====== EXTRACTED DATA ======

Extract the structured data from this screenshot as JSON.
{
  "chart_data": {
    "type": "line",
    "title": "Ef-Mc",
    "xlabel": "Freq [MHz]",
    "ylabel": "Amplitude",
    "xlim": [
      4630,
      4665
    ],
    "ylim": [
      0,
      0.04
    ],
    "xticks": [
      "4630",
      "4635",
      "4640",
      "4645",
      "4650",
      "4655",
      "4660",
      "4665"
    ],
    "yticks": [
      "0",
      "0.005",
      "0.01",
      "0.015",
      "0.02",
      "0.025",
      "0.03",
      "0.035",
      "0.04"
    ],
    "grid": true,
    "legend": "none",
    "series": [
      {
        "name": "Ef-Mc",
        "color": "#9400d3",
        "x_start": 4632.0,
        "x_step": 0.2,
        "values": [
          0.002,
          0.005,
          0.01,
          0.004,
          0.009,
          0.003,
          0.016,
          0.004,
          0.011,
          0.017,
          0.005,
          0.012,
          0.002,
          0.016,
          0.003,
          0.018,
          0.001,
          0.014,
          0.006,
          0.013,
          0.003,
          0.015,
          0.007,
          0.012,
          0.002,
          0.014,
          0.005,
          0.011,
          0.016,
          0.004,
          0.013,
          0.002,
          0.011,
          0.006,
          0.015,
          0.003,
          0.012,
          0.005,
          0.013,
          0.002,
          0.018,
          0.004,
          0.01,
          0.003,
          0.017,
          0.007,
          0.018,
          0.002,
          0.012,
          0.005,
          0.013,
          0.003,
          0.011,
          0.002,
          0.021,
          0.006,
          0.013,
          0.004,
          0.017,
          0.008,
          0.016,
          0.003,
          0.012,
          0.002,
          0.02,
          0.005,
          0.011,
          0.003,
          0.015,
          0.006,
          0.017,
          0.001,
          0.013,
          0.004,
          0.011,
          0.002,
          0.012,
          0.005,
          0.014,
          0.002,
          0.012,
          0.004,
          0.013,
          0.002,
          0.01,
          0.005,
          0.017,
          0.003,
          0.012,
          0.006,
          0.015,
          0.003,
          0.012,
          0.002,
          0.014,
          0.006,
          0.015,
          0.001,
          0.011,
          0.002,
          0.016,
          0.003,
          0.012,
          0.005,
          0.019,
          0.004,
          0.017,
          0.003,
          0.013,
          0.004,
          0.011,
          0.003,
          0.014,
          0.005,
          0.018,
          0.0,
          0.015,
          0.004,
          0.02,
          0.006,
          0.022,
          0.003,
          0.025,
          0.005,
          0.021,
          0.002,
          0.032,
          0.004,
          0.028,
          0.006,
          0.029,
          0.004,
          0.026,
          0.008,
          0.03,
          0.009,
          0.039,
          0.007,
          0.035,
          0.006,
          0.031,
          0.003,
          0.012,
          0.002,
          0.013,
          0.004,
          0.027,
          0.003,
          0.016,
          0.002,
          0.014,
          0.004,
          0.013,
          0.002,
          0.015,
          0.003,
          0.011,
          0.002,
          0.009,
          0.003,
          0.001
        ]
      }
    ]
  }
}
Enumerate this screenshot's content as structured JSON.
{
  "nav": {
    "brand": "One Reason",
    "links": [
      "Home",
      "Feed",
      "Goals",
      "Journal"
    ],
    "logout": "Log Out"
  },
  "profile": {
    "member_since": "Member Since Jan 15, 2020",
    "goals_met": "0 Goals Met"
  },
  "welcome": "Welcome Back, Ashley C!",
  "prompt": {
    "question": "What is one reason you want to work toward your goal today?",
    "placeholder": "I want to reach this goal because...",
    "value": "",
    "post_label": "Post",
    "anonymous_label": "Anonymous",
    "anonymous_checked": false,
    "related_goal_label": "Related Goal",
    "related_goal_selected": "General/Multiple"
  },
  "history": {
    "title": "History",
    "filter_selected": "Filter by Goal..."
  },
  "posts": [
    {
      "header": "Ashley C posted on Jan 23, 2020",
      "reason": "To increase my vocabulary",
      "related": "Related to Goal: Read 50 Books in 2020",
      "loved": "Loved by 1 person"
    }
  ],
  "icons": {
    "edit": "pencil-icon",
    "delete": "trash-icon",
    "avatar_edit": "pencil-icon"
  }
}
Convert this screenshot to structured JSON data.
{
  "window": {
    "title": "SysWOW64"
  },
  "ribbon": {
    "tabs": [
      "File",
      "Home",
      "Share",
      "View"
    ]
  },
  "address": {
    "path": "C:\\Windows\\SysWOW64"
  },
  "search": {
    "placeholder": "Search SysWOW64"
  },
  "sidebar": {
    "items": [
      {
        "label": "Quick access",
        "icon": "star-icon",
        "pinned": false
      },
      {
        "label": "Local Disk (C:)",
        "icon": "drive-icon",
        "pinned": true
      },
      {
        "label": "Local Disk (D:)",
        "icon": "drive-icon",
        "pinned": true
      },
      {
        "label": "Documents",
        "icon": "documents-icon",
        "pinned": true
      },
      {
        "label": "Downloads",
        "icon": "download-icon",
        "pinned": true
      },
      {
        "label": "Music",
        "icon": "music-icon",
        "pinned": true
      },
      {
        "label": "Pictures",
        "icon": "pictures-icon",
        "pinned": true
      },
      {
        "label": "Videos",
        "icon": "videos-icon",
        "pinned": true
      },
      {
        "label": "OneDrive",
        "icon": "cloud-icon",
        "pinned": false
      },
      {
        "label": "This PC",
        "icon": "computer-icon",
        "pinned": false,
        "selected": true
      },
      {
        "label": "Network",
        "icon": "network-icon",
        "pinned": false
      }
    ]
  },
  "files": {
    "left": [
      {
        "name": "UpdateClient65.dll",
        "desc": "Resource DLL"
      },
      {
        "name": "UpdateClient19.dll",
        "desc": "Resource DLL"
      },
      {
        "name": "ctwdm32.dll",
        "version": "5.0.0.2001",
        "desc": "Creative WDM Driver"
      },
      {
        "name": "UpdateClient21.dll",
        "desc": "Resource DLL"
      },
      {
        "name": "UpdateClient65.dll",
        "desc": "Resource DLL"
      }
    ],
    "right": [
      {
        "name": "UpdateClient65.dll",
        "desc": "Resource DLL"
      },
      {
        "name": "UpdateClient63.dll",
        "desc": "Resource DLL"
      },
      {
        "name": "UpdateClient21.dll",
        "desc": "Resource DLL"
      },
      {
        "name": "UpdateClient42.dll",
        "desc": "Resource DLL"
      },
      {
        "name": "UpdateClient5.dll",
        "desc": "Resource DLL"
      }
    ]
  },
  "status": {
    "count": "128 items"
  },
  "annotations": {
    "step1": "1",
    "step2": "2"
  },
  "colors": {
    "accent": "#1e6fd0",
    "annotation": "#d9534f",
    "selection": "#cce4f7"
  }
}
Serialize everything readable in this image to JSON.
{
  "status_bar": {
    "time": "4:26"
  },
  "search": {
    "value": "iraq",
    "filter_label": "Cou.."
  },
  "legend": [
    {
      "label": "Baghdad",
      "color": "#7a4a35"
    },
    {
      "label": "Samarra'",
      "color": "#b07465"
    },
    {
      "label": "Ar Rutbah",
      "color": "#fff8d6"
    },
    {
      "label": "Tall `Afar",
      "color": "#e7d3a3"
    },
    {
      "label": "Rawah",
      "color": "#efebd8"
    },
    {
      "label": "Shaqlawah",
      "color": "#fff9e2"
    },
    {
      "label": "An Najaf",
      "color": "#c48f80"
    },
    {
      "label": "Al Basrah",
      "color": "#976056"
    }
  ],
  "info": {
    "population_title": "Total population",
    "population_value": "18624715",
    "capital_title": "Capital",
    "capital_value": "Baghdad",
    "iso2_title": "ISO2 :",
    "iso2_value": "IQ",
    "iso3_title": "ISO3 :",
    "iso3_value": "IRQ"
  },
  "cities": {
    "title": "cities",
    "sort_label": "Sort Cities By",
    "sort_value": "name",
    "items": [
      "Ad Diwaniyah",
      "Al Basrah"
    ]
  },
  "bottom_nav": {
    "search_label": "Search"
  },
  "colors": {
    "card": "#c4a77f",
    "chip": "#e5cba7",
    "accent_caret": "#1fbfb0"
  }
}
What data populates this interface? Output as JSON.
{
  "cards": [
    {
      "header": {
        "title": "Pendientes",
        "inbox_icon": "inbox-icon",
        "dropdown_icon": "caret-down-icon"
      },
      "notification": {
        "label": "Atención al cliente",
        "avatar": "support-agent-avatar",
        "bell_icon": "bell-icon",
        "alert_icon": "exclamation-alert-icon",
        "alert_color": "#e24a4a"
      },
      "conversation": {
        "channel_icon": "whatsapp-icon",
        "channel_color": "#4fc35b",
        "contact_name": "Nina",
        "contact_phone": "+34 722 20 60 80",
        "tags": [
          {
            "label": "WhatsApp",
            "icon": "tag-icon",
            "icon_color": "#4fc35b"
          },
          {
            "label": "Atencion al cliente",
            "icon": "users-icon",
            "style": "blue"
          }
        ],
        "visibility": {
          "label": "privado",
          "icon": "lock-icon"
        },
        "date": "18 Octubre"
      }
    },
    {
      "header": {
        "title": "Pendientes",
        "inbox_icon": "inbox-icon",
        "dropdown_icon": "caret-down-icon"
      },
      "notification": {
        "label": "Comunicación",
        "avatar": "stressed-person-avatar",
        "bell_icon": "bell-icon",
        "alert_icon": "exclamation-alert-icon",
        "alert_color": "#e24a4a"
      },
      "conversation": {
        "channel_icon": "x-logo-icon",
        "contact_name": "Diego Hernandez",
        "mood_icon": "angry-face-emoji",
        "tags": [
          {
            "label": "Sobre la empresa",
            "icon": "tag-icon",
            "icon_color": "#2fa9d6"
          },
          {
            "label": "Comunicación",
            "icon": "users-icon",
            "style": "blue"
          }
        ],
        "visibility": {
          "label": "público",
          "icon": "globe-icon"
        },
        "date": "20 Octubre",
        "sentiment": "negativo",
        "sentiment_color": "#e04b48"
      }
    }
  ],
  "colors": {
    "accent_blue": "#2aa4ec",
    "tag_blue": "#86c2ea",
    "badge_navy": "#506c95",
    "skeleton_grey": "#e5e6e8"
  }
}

======

WHAT TO DO -> Filter the listing above by the word "want"; copy each line that passes.

WORKED SOLUTION ->
    "question": "What is one reason you want to work toward your goal today?",
    "placeholder": "I want to reach this goal because...",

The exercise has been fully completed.